The problem: Without including the pictures, copy out every line below.

--------------------

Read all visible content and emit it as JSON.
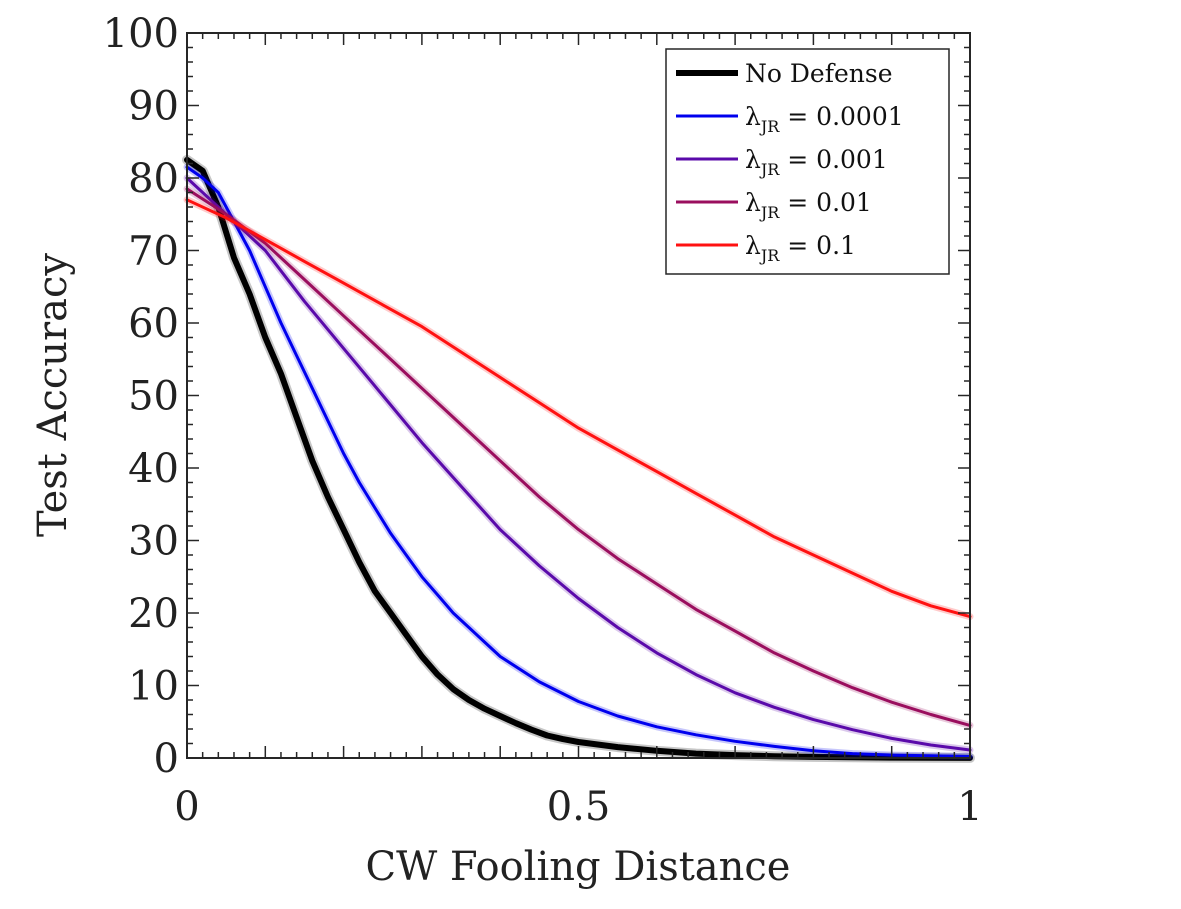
{
  "chart_data": {
    "type": "line",
    "xlabel": "CW Fooling Distance",
    "ylabel": "Test Accuracy",
    "xlim": [
      0,
      1
    ],
    "ylim": [
      0,
      100
    ],
    "xticks": [
      0,
      0.5,
      1
    ],
    "xtick_labels": [
      "0",
      "0.5",
      "1"
    ],
    "yticks": [
      0,
      10,
      20,
      30,
      40,
      50,
      60,
      70,
      80,
      90,
      100
    ],
    "ytick_labels": [
      "0",
      "10",
      "20",
      "30",
      "40",
      "50",
      "60",
      "70",
      "80",
      "90",
      "100"
    ],
    "grid": false,
    "legend_position": "top-right",
    "series": [
      {
        "name": "No Defense",
        "label_main": "No Defense",
        "label_sub": "",
        "label_rest": "",
        "color": "#000000",
        "x": [
          0,
          0.02,
          0.04,
          0.06,
          0.08,
          0.1,
          0.12,
          0.14,
          0.16,
          0.18,
          0.2,
          0.22,
          0.24,
          0.26,
          0.28,
          0.3,
          0.32,
          0.34,
          0.36,
          0.38,
          0.4,
          0.42,
          0.44,
          0.46,
          0.48,
          0.5,
          0.55,
          0.6,
          0.65,
          0.7,
          0.75,
          0.8,
          0.85,
          0.9,
          0.95,
          1.0
        ],
        "y": [
          82.5,
          81,
          76,
          69,
          64,
          58,
          53,
          47,
          41,
          36,
          31.5,
          27,
          23,
          20,
          17,
          14,
          11.5,
          9.5,
          8,
          6.8,
          5.8,
          4.8,
          3.9,
          3.1,
          2.6,
          2.2,
          1.5,
          1.0,
          0.6,
          0.4,
          0.25,
          0.15,
          0.1,
          0.05,
          0.03,
          0.02
        ]
      },
      {
        "name": "λJR = 0.0001",
        "label_main": "λ",
        "label_sub": "JR",
        "label_rest": " = 0.0001",
        "color": "#0000ee",
        "x": [
          0,
          0.02,
          0.04,
          0.06,
          0.08,
          0.1,
          0.12,
          0.14,
          0.16,
          0.18,
          0.2,
          0.22,
          0.24,
          0.26,
          0.28,
          0.3,
          0.32,
          0.34,
          0.36,
          0.38,
          0.4,
          0.45,
          0.5,
          0.55,
          0.6,
          0.65,
          0.7,
          0.75,
          0.8,
          0.85,
          0.9,
          0.95,
          1.0
        ],
        "y": [
          81.5,
          80,
          78,
          74,
          70,
          65,
          60,
          55.5,
          51,
          46.5,
          42,
          38,
          34.5,
          31,
          28,
          25,
          22.5,
          20,
          18,
          16,
          14,
          10.5,
          7.8,
          5.8,
          4.3,
          3.2,
          2.3,
          1.6,
          1.0,
          0.6,
          0.4,
          0.3,
          0.2
        ]
      },
      {
        "name": "λJR = 0.001",
        "label_main": "λ",
        "label_sub": "JR",
        "label_rest": " = 0.001",
        "color": "#5a0aaa",
        "x": [
          0,
          0.05,
          0.1,
          0.15,
          0.2,
          0.25,
          0.3,
          0.35,
          0.4,
          0.45,
          0.5,
          0.55,
          0.6,
          0.65,
          0.7,
          0.75,
          0.8,
          0.85,
          0.9,
          0.95,
          1.0
        ],
        "y": [
          80,
          75,
          70,
          63,
          56.5,
          50,
          43.5,
          37.5,
          31.5,
          26.5,
          22,
          18,
          14.5,
          11.5,
          9,
          7,
          5.3,
          3.9,
          2.7,
          1.8,
          1.1
        ]
      },
      {
        "name": "λJR = 0.01",
        "label_main": "λ",
        "label_sub": "JR",
        "label_rest": " = 0.01",
        "color": "#9a0e5e",
        "x": [
          0,
          0.05,
          0.1,
          0.15,
          0.2,
          0.25,
          0.3,
          0.35,
          0.4,
          0.45,
          0.5,
          0.55,
          0.6,
          0.65,
          0.7,
          0.75,
          0.8,
          0.85,
          0.9,
          0.95,
          1.0
        ],
        "y": [
          78.5,
          75,
          71,
          66,
          61,
          56,
          51,
          46,
          41,
          36,
          31.5,
          27.5,
          24,
          20.5,
          17.5,
          14.5,
          12,
          9.7,
          7.7,
          6,
          4.5
        ]
      },
      {
        "name": "λJR = 0.1",
        "label_main": "λ",
        "label_sub": "JR",
        "label_rest": " = 0.1",
        "color": "#ff1111",
        "x": [
          0,
          0.05,
          0.1,
          0.15,
          0.2,
          0.25,
          0.3,
          0.35,
          0.4,
          0.45,
          0.5,
          0.55,
          0.6,
          0.65,
          0.7,
          0.75,
          0.8,
          0.85,
          0.9,
          0.95,
          1.0
        ],
        "y": [
          77,
          74.5,
          71.5,
          68.5,
          65.5,
          62.5,
          59.5,
          56,
          52.5,
          49,
          45.5,
          42.5,
          39.5,
          36.5,
          33.5,
          30.5,
          28,
          25.5,
          23,
          21,
          19.5
        ]
      }
    ]
  }
}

--------------------

Finished answer:
Read all visible content and emit it as JSON.
{
  "chart_data": {
    "type": "line",
    "xlabel": "CW Fooling Distance",
    "ylabel": "Test Accuracy",
    "xlim": [
      0,
      1
    ],
    "ylim": [
      0,
      100
    ],
    "xticks": [
      0,
      0.5,
      1
    ],
    "xtick_labels": [
      "0",
      "0.5",
      "1"
    ],
    "yticks": [
      0,
      10,
      20,
      30,
      40,
      50,
      60,
      70,
      80,
      90,
      100
    ],
    "ytick_labels": [
      "0",
      "10",
      "20",
      "30",
      "40",
      "50",
      "60",
      "70",
      "80",
      "90",
      "100"
    ],
    "grid": false,
    "legend_position": "top-right",
    "series": [
      {
        "name": "No Defense",
        "label_main": "No Defense",
        "label_sub": "",
        "label_rest": "",
        "color": "#000000",
        "x": [
          0,
          0.02,
          0.04,
          0.06,
          0.08,
          0.1,
          0.12,
          0.14,
          0.16,
          0.18,
          0.2,
          0.22,
          0.24,
          0.26,
          0.28,
          0.3,
          0.32,
          0.34,
          0.36,
          0.38,
          0.4,
          0.42,
          0.44,
          0.46,
          0.48,
          0.5,
          0.55,
          0.6,
          0.65,
          0.7,
          0.75,
          0.8,
          0.85,
          0.9,
          0.95,
          1.0
        ],
        "y": [
          82.5,
          81,
          76,
          69,
          64,
          58,
          53,
          47,
          41,
          36,
          31.5,
          27,
          23,
          20,
          17,
          14,
          11.5,
          9.5,
          8,
          6.8,
          5.8,
          4.8,
          3.9,
          3.1,
          2.6,
          2.2,
          1.5,
          1.0,
          0.6,
          0.4,
          0.25,
          0.15,
          0.1,
          0.05,
          0.03,
          0.02
        ]
      },
      {
        "name": "λJR = 0.0001",
        "label_main": "λ",
        "label_sub": "JR",
        "label_rest": " = 0.0001",
        "color": "#0000ee",
        "x": [
          0,
          0.02,
          0.04,
          0.06,
          0.08,
          0.1,
          0.12,
          0.14,
          0.16,
          0.18,
          0.2,
          0.22,
          0.24,
          0.26,
          0.28,
          0.3,
          0.32,
          0.34,
          0.36,
          0.38,
          0.4,
          0.45,
          0.5,
          0.55,
          0.6,
          0.65,
          0.7,
          0.75,
          0.8,
          0.85,
          0.9,
          0.95,
          1.0
        ],
        "y": [
          81.5,
          80,
          78,
          74,
          70,
          65,
          60,
          55.5,
          51,
          46.5,
          42,
          38,
          34.5,
          31,
          28,
          25,
          22.5,
          20,
          18,
          16,
          14,
          10.5,
          7.8,
          5.8,
          4.3,
          3.2,
          2.3,
          1.6,
          1.0,
          0.6,
          0.4,
          0.3,
          0.2
        ]
      },
      {
        "name": "λJR = 0.001",
        "label_main": "λ",
        "label_sub": "JR",
        "label_rest": " = 0.001",
        "color": "#5a0aaa",
        "x": [
          0,
          0.05,
          0.1,
          0.15,
          0.2,
          0.25,
          0.3,
          0.35,
          0.4,
          0.45,
          0.5,
          0.55,
          0.6,
          0.65,
          0.7,
          0.75,
          0.8,
          0.85,
          0.9,
          0.95,
          1.0
        ],
        "y": [
          80,
          75,
          70,
          63,
          56.5,
          50,
          43.5,
          37.5,
          31.5,
          26.5,
          22,
          18,
          14.5,
          11.5,
          9,
          7,
          5.3,
          3.9,
          2.7,
          1.8,
          1.1
        ]
      },
      {
        "name": "λJR = 0.01",
        "label_main": "λ",
        "label_sub": "JR",
        "label_rest": " = 0.01",
        "color": "#9a0e5e",
        "x": [
          0,
          0.05,
          0.1,
          0.15,
          0.2,
          0.25,
          0.3,
          0.35,
          0.4,
          0.45,
          0.5,
          0.55,
          0.6,
          0.65,
          0.7,
          0.75,
          0.8,
          0.85,
          0.9,
          0.95,
          1.0
        ],
        "y": [
          78.5,
          75,
          71,
          66,
          61,
          56,
          51,
          46,
          41,
          36,
          31.5,
          27.5,
          24,
          20.5,
          17.5,
          14.5,
          12,
          9.7,
          7.7,
          6,
          4.5
        ]
      },
      {
        "name": "λJR = 0.1",
        "label_main": "λ",
        "label_sub": "JR",
        "label_rest": " = 0.1",
        "color": "#ff1111",
        "x": [
          0,
          0.05,
          0.1,
          0.15,
          0.2,
          0.25,
          0.3,
          0.35,
          0.4,
          0.45,
          0.5,
          0.55,
          0.6,
          0.65,
          0.7,
          0.75,
          0.8,
          0.85,
          0.9,
          0.95,
          1.0
        ],
        "y": [
          77,
          74.5,
          71.5,
          68.5,
          65.5,
          62.5,
          59.5,
          56,
          52.5,
          49,
          45.5,
          42.5,
          39.5,
          36.5,
          33.5,
          30.5,
          28,
          25.5,
          23,
          21,
          19.5
        ]
      }
    ]
  }
}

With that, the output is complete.